--- Begin Data excerpts ---
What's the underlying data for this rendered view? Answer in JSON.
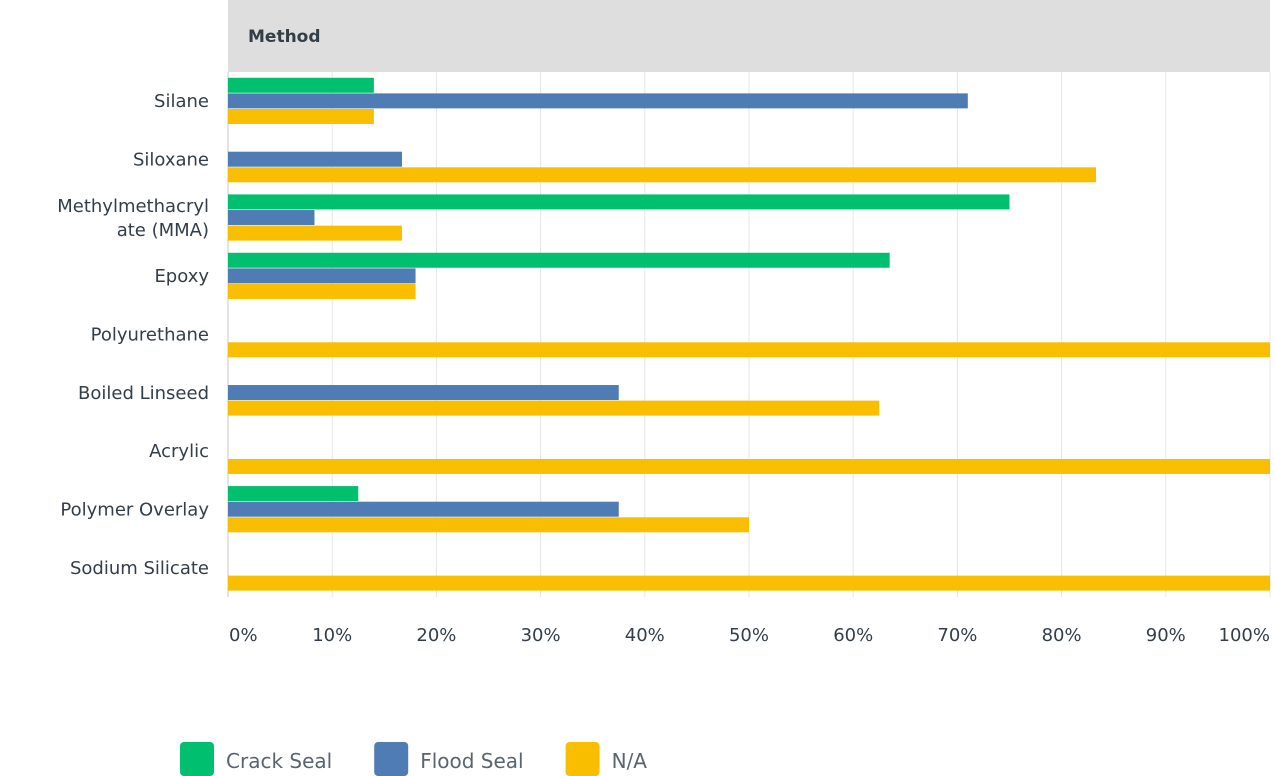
{
  "chart_data": {
    "type": "bar",
    "orientation": "horizontal",
    "header": "Method",
    "categories": [
      [
        "Silane"
      ],
      [
        "Siloxane"
      ],
      [
        "Methylmethacryl",
        "ate (MMA)"
      ],
      [
        "Epoxy"
      ],
      [
        "Polyurethane"
      ],
      [
        "Boiled Linseed"
      ],
      [
        "Acrylic"
      ],
      [
        "Polymer Overlay"
      ],
      [
        "Sodium Silicate"
      ]
    ],
    "series": [
      {
        "name": "Crack Seal",
        "color": "#00bf6f",
        "values": [
          14,
          0,
          75,
          63.5,
          0,
          0,
          0,
          12.5,
          0
        ]
      },
      {
        "name": "Flood Seal",
        "color": "#507cb6",
        "values": [
          71,
          16.7,
          8.3,
          18,
          0,
          37.5,
          0,
          37.5,
          0
        ]
      },
      {
        "name": "N/A",
        "color": "#f9be00",
        "values": [
          14,
          83.3,
          16.7,
          18,
          100,
          62.5,
          100,
          50,
          100
        ]
      }
    ],
    "xlim": [
      0,
      100
    ],
    "x_ticks": [
      "0%",
      "10%",
      "20%",
      "30%",
      "40%",
      "50%",
      "60%",
      "70%",
      "80%",
      "90%",
      "100%"
    ],
    "grid": true,
    "legend": "bottom-left"
  }
}
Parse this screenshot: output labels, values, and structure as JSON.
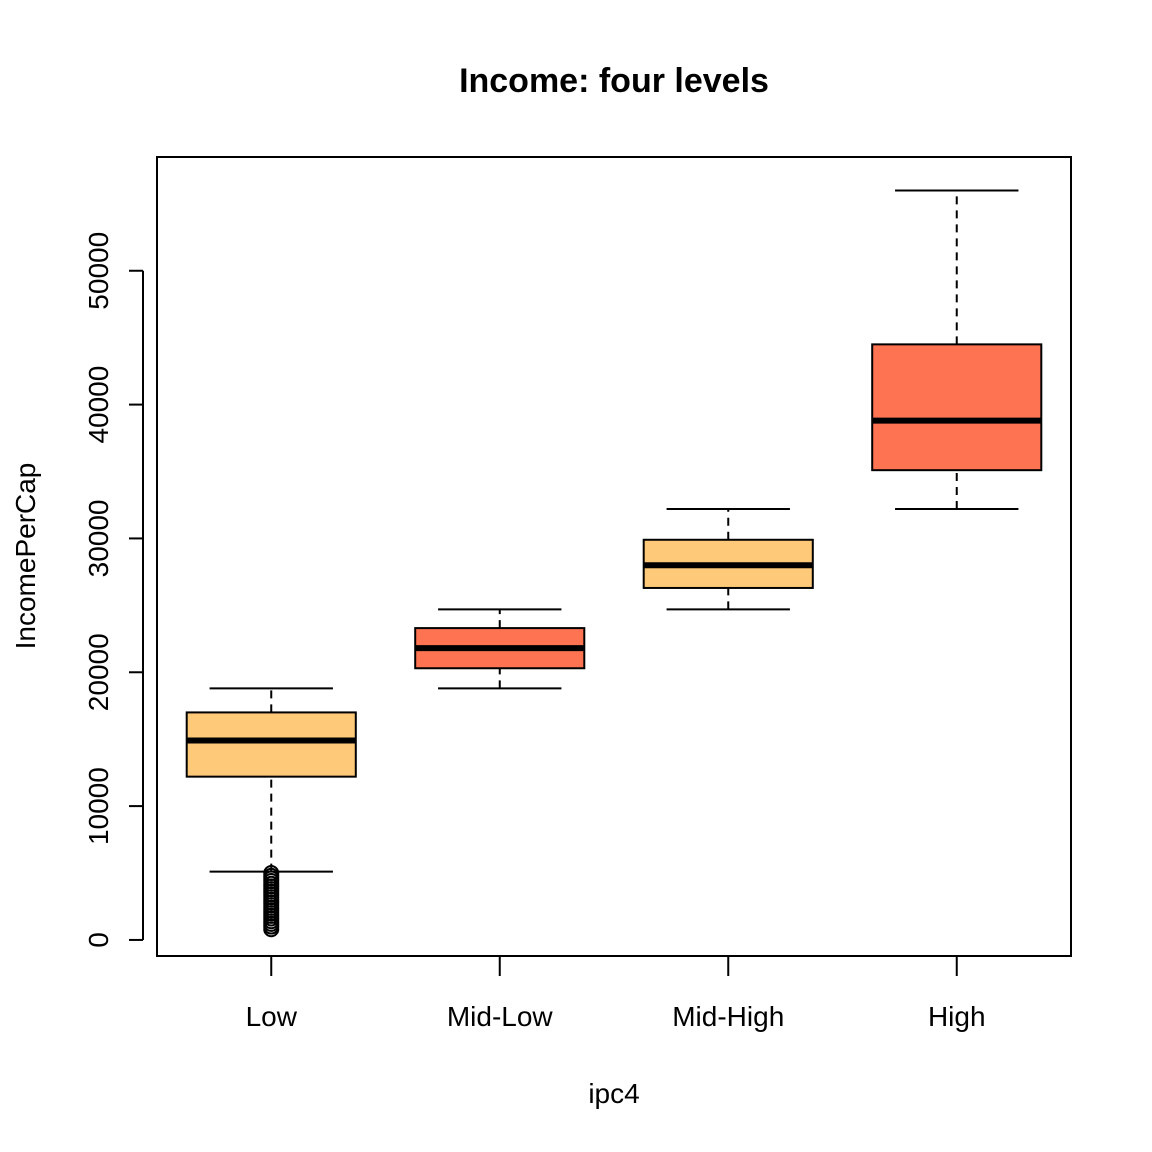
{
  "chart_data": {
    "type": "boxplot",
    "title": "Income: four levels",
    "xlabel": "ipc4",
    "ylabel": "IncomePerCap",
    "categories": [
      "Low",
      "Mid-Low",
      "Mid-High",
      "High"
    ],
    "ylim": [
      -1200,
      58500
    ],
    "yticks": [
      0,
      10000,
      20000,
      30000,
      40000,
      50000
    ],
    "ytick_labels": [
      "0",
      "10000",
      "20000",
      "30000",
      "40000",
      "50000"
    ],
    "grid": false,
    "boxes": [
      {
        "category": "Low",
        "whisker_low": 5100,
        "q1": 12200,
        "median": 14900,
        "q3": 17000,
        "whisker_high": 18800,
        "color": "#FEC979",
        "outliers": [
          800,
          1000,
          1200,
          1400,
          1600,
          1800,
          2000,
          2200,
          2400,
          2600,
          2800,
          3000,
          3200,
          3400,
          3600,
          3800,
          4000,
          4200,
          4400,
          4600,
          4800,
          5000
        ]
      },
      {
        "category": "Mid-Low",
        "whisker_low": 18800,
        "q1": 20300,
        "median": 21800,
        "q3": 23300,
        "whisker_high": 24700,
        "color": "#FE7352",
        "outliers": []
      },
      {
        "category": "Mid-High",
        "whisker_low": 24700,
        "q1": 26300,
        "median": 28000,
        "q3": 29900,
        "whisker_high": 32200,
        "color": "#FEC979",
        "outliers": []
      },
      {
        "category": "High",
        "whisker_low": 32200,
        "q1": 35100,
        "median": 38800,
        "q3": 44500,
        "whisker_high": 56000,
        "color": "#FE7352",
        "outliers": []
      }
    ]
  }
}
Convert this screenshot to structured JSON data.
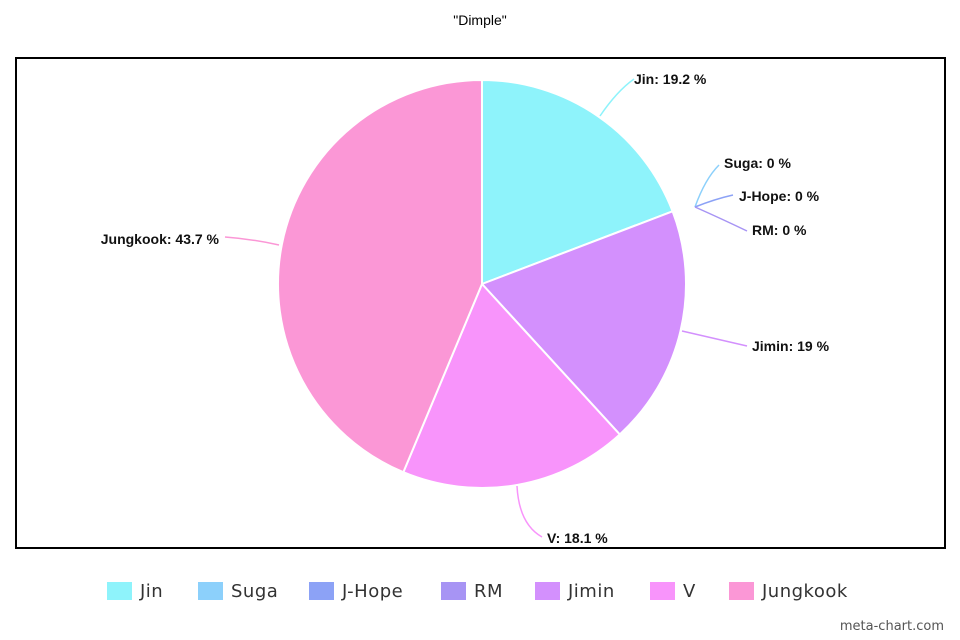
{
  "chart_data": {
    "type": "pie",
    "title": "\"Dimple\"",
    "slices": [
      {
        "name": "Jin",
        "value": 19.2,
        "label": "Jin: 19.2 %",
        "color": "#8ef3fb"
      },
      {
        "name": "Suga",
        "value": 0,
        "label": "Suga: 0 %",
        "color": "#8cd0fb"
      },
      {
        "name": "J-Hope",
        "value": 0,
        "label": "J-Hope: 0 %",
        "color": "#8ca2f6"
      },
      {
        "name": "RM",
        "value": 0,
        "label": "RM: 0 %",
        "color": "#a794f4"
      },
      {
        "name": "Jimin",
        "value": 19,
        "label": "Jimin: 19 %",
        "color": "#d390fd"
      },
      {
        "name": "V",
        "value": 18.1,
        "label": "V: 18.1 %",
        "color": "#f894fb"
      },
      {
        "name": "Jungkook",
        "value": 43.7,
        "label": "Jungkook: 43.7 %",
        "color": "#fb97d6"
      }
    ],
    "legend_position": "bottom"
  },
  "watermark": "meta-chart.com"
}
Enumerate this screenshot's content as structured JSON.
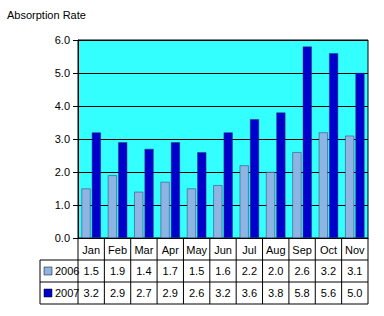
{
  "chart_data": {
    "type": "bar",
    "title": "Absorption Rate",
    "categories": [
      "Jan",
      "Feb",
      "Mar",
      "Apr",
      "May",
      "Jun",
      "Jul",
      "Aug",
      "Sep",
      "Oct",
      "Nov"
    ],
    "series": [
      {
        "name": "2006",
        "color": "#8db4e2",
        "values": [
          1.5,
          1.9,
          1.4,
          1.7,
          1.5,
          1.6,
          2.2,
          2.0,
          2.6,
          3.2,
          3.1
        ],
        "value_labels": [
          "1.5",
          "1.9",
          "1.4",
          "1.7",
          "1.5",
          "1.6",
          "2.2",
          "2.0",
          "2.6",
          "3.2",
          "3.1"
        ]
      },
      {
        "name": "2007",
        "color": "#0000cc",
        "values": [
          3.2,
          2.9,
          2.7,
          2.9,
          2.6,
          3.2,
          3.6,
          3.8,
          5.8,
          5.6,
          5.0
        ],
        "value_labels": [
          "3.2",
          "2.9",
          "2.7",
          "2.9",
          "2.6",
          "3.2",
          "3.6",
          "3.8",
          "5.8",
          "5.6",
          "5.0"
        ]
      }
    ],
    "ylim": [
      0,
      6
    ],
    "yticks": [
      {
        "value": 0,
        "label": "0.0"
      },
      {
        "value": 1,
        "label": "1.0"
      },
      {
        "value": 2,
        "label": "2.0"
      },
      {
        "value": 3,
        "label": "3.0"
      },
      {
        "value": 4,
        "label": "4.0"
      },
      {
        "value": 5,
        "label": "5.0"
      },
      {
        "value": 6,
        "label": "6.0"
      }
    ],
    "grid": true
  }
}
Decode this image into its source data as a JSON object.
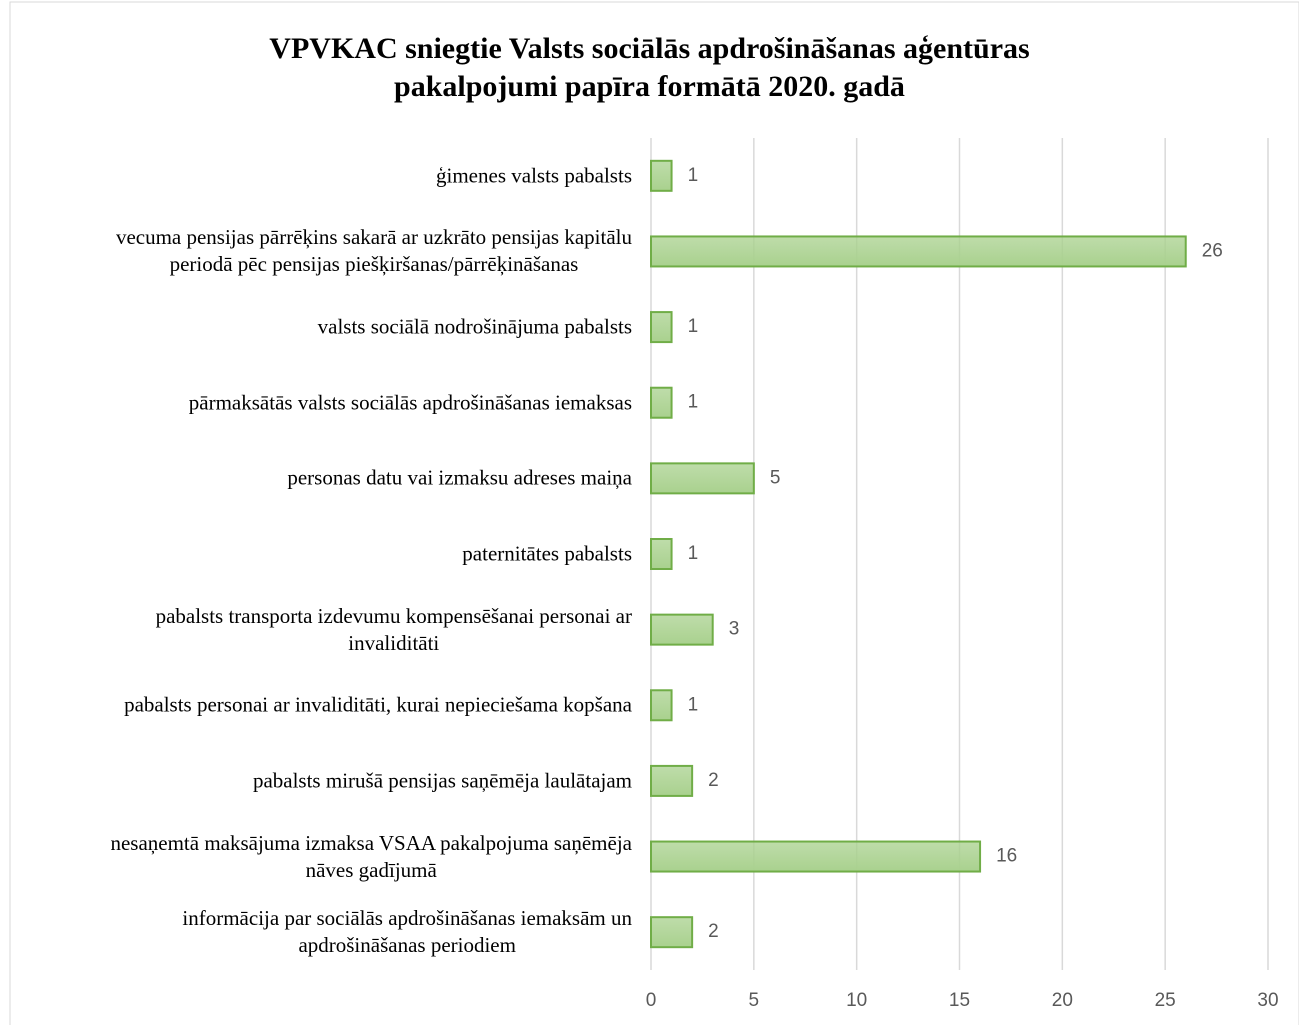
{
  "chart_data": {
    "type": "hbar",
    "title": "VPVKAC sniegtie Valsts sociālās apdrošināšanas aģentūras\npakalpojumi papīra formātā 2020. gadā",
    "categories": [
      "ģimenes valsts pabalsts",
      "vecuma pensijas pārrēķins sakarā ar uzkrāto pensijas kapitālu\nperiodā pēc pensijas piešķiršanas/pārrēķināšanas",
      "valsts sociālā nodrošinājuma pabalsts",
      "pārmaksātās valsts sociālās apdrošināšanas iemaksas",
      "personas datu vai izmaksu adreses maiņa",
      "paternitātes pabalsts",
      "pabalsts transporta izdevumu kompensēšanai personai ar\ninvaliditāti",
      "pabalsts personai ar invaliditāti, kurai nepieciešama kopšana",
      "pabalsts mirušā pensijas saņēmēja laulātajam",
      "nesaņemtā maksājuma izmaksa VSAA pakalpojuma saņēmēja\nnāves gadījumā",
      "informācija par sociālās apdrošināšanas iemaksām un\napdrošināšanas periodiem"
    ],
    "values": [
      1,
      26,
      1,
      1,
      5,
      1,
      3,
      1,
      2,
      16,
      2
    ],
    "color": "#a9d18e",
    "edge_color": "#70ad47",
    "xlim": [
      0,
      30
    ],
    "xticks": [
      0,
      5,
      10,
      15,
      20,
      25,
      30
    ],
    "grid": true
  }
}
--- End Data excerpts ---
Directive: Gather each line that holds "saņēmēja".

Solution below:
      "pabalsts mirušā pensijas saņēmēja laulātajam",
      "nesaņemtā maksājuma izmaksa VSAA pakalpojuma saņēmēja\nnāves gadījumā",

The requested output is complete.